▶ Supplied information
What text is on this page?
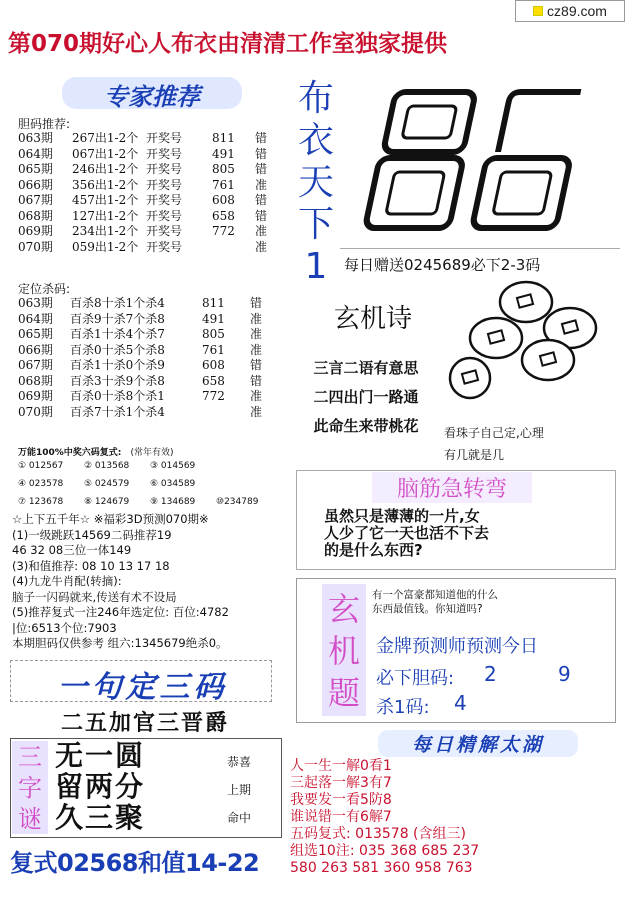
cz89.com
第070期好心人布衣由清清工作室独家提供
专家推荐
胆码推荐:
063期 267出1-2个 开奖号 811 错
064期 067出1-2个 开奖号 491 错
065期 246出1-2个 开奖号 805 错
066期 356出1-2个 开奖号 761 准
067期 457出1-2个 开奖号 608 错
068期 127出1-2个 开奖号 658 错
069期 234出1-2个 开奖号 772 准
070期 059出1-2个 开奖号	准
定位杀码:
063期 百杀8十杀1个杀4	811 错
064期 百杀9十杀7个杀8	491 准
065期 百杀1十杀4个杀7	805 准
066期 百杀0十杀5个杀8	761 准
067期 百杀1十杀0个杀9	608 错
068期 百杀3十杀9个杀8	658 错
069期 百杀0十杀8个杀1	772 准
070期 百杀7十杀1个杀4	准
万能100%中奖六码复式: (常年有效)
① 012567 ② 013568 ③ 014569
④ 023578 ⑤ 024579 ⑥ 034589
⑦ 123678 ⑧ 124679 ⑨ 134689 ⑩234789
☆上下五千年☆ ※福彩3D预测070期※
(1)一级跳跃14569二码推荐19
46 32 08三位一体149
(3)和值推荐: 08 10 13 17 18
(4)九龙牛肖配(转摘):
脑子一闪码就来,传送有术不设局
(5)推荐复式一注246年选定位: 百位:4782
|位:6513个位:7903
本期胆码仅供参考 组六:1345679绝杀0。
一句定三码
二五加官三晋爵
三
字
谜
无一圆
留两分
久三聚
恭喜
上期
命中
复式02568和值14-22
布
衣
天
下
1	每日赠送0245689必下2-3码
玄机诗
三言二语有意思
二四出门一路通
此命生来带桃花	看珠子自己定,心理
有几就是几
脑筋急转弯
虽然只是薄薄的一片,女
人少了它一天也活不下去
的是什么东西?
玄
机
题
有一个富豪都知道他的什么
东西最值钱。你知道吗?
金牌预测师预测今日
必下胆码: 2	9
杀1码: 4
每日精解太湖
人一生一解0看1
三起落一解3有7
我要发一看5防8
谁说错一有6解7
五码复式: 013578 (含组三)
组选10注: 035 368 685 237
580 263 581 360 958 763
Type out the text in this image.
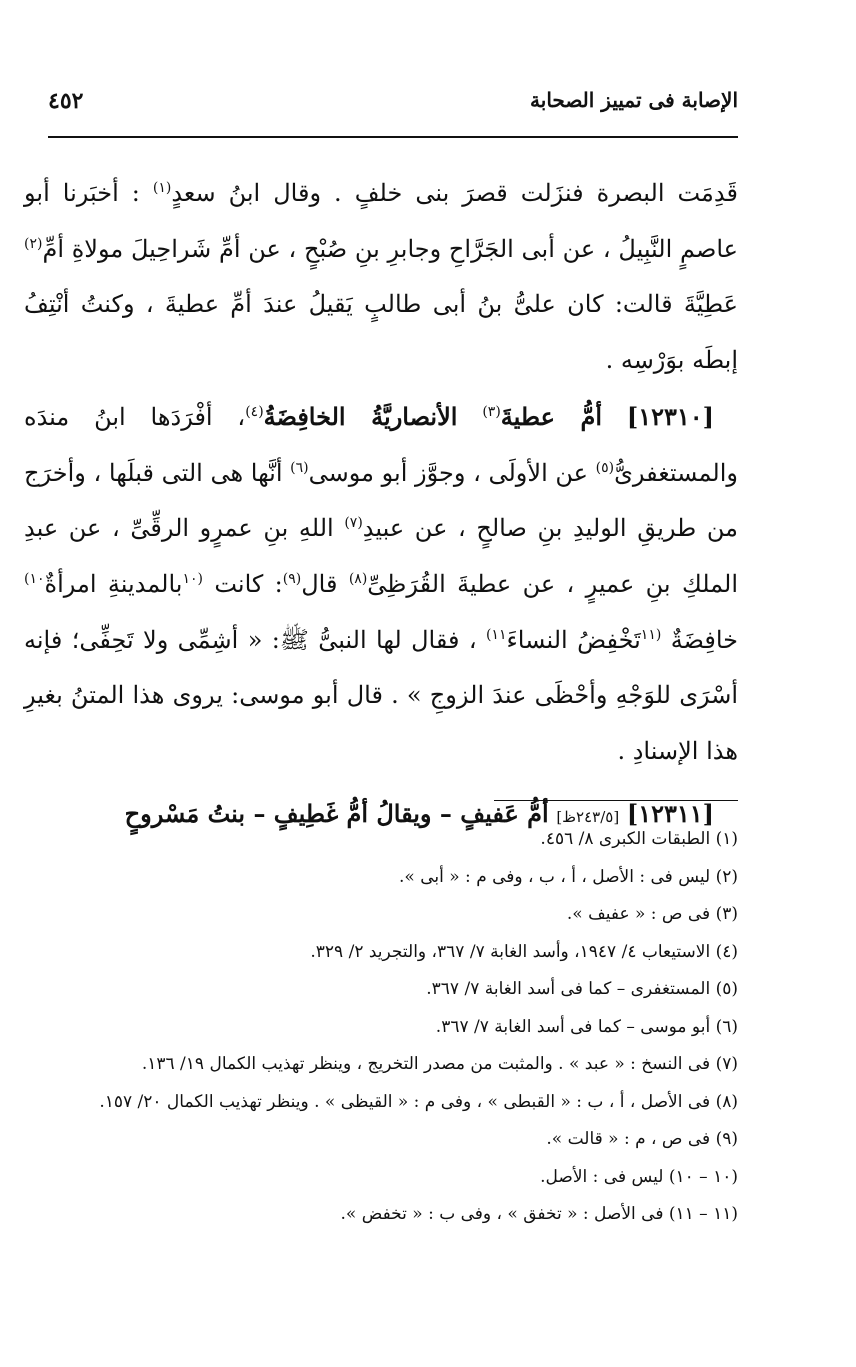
٤٥٢	الإصابة فى تمييز الصحابة

قَدِمَت البصرة فنزَلت قصرَ بنى خلفٍ . وقال ابنُ سعدٍ$^{(١)}$ : أخبَرنا أبو عاصمٍ النَّبِيلُ ، عن أبى الجَرَّاحِ وجابرِ بنِ صُبْحٍ ، عن أمِّ شَراحِيلَ مولاةِ أمِّ$^{(٢)}$ عَطِيَّةَ قالت: كان علىُّ بنُ أبى طالبٍ يَقيلُ عندَ أمِّ عطيةَ ، وكنتُ أنْتِفُ إبطَه بوَرْسِه .

 [١٢٣١٠] أمُّ عطيةَ$^{(٣)}$ الأنصاريَّةُ الخافِضَةُ$^{(٤)}$، أفْرَدَها ابنُ مندَه والمستغفرىُّ$^{(٥)}$ عن الأولَى ، وجوَّز أبو موسى$^{(٦)}$ أنَّها هى التى قبلَها ، وأخرَج من طريقِ الوليدِ بنِ صالحٍ ، عن عبيدِ$^{(٧)}$ اللهِ بنِ عمرٍو الرقِّىِّ ، عن عبدِ الملكِ بنِ عميرٍ ، عن عطيةَ القُرَظِىِّ$^{(٨)}$ قال$^{(٩)}$: كانت $^{(١٠}$بالمدينةِ امرأةٌ$^{١٠)}$ خافِضَةٌ $^{(١١}$تَخْفِضُ النساءَ$^{١١)}$ ، فقال لها النبىُّ ﷺ: « أشِمِّى ولا تَحِفِّى؛ فإنه أسْرَى للوَجْهِ وأحْظَى عندَ الزوجِ » . قال أبو موسى: يروى هذا المتنُ بغيرِ هذا الإسنادِ .

 [١٢٣١١] [٢٤٣/٥ظ] أمُّ عَفيفٍ – ويقالُ أمُّ غَطِيفٍ – بنتُ مَسْروحٍ

(١) الطبقات الكبرى ٨/ ٤٥٦.
(٢) ليس فى : الأصل ، أ ، ب ، وفى م : « أبى ».
(٣) فى ص : « عفيف ».
(٤) الاستيعاب ٤/ ١٩٤٧، وأسد الغابة ٧/ ٣٦٧، والتجريد ٢/ ٣٢٩.
(٥) المستغفرى – كما فى أسد الغابة ٧/ ٣٦٧.
(٦) أبو موسى – كما فى أسد الغابة ٧/ ٣٦٧.
(٧) فى النسخ : « عبد » . والمثبت من مصدر التخريج ، وينظر تهذيب الكمال ١٩/ ١٣٦.
(٨) فى الأصل ، أ ، ب : « القبطى » ، وفى م : « القيظى » . وينظر تهذيب الكمال ٢٠/ ١٥٧.
(٩) فى ص ، م : « قالت ».
(١٠ – ١٠) ليس فى : الأصل.
(١١ – ١١) فى الأصل : « تخفق » ، وفى ب : « تخفض ».
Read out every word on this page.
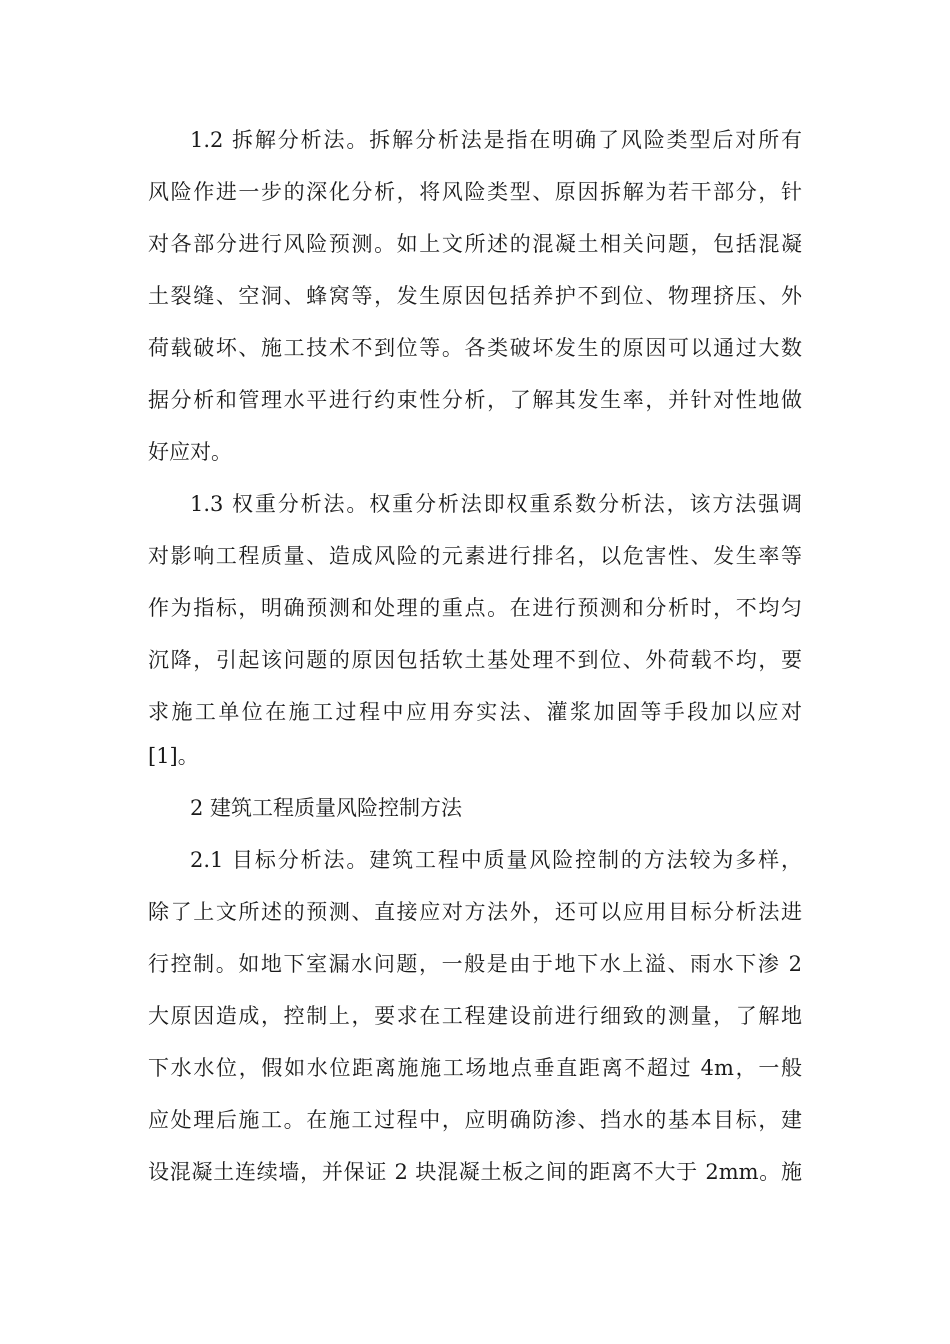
1.2 拆解分析法。拆解分析法是指在明确了风险类型后对所有

风险作进一步的深化分析，将风险类型、原因拆解为若干部分，针

对各部分进行风险预测。如上文所述的混凝土相关问题，包括混凝

土裂缝、空洞、蜂窝等，发生原因包括养护不到位、物理挤压、外

荷载破坏、施工技术不到位等。各类破坏发生的原因可以通过大数

据分析和管理水平进行约束性分析，了解其发生率，并针对性地做

好应对。

1.3 权重分析法。权重分析法即权重系数分析法，该方法强调

对影响工程质量、造成风险的元素进行排名，以危害性、发生率等

作为指标，明确预测和处理的重点。在进行预测和分析时，不均匀

沉降，引起该问题的原因包括软土基处理不到位、外荷载不均，要

求施工单位在施工过程中应用夯实法、灌浆加固等手段加以应对

[1]。

2 建筑工程质量风险控制方法

2.1 目标分析法。建筑工程中质量风险控制的方法较为多样，

除了上文所述的预测、直接应对方法外，还可以应用目标分析法进

行控制。如地下室漏水问题，一般是由于地下水上溢、雨水下渗 2

大原因造成，控制上，要求在工程建设前进行细致的测量，了解地

下水水位，假如水位距离施施工场地点垂直距离不超过 4m，一般

应处理后施工。在施工过程中，应明确防渗、挡水的基本目标，建

设混凝土连续墙，并保证 2 块混凝土板之间的距离不大于 2mm。施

▶ Aim
Select every line of the records holding the string "this".

▶ Correct response
What text is on this page?
Type out the text in this image.
Read out every word on this page.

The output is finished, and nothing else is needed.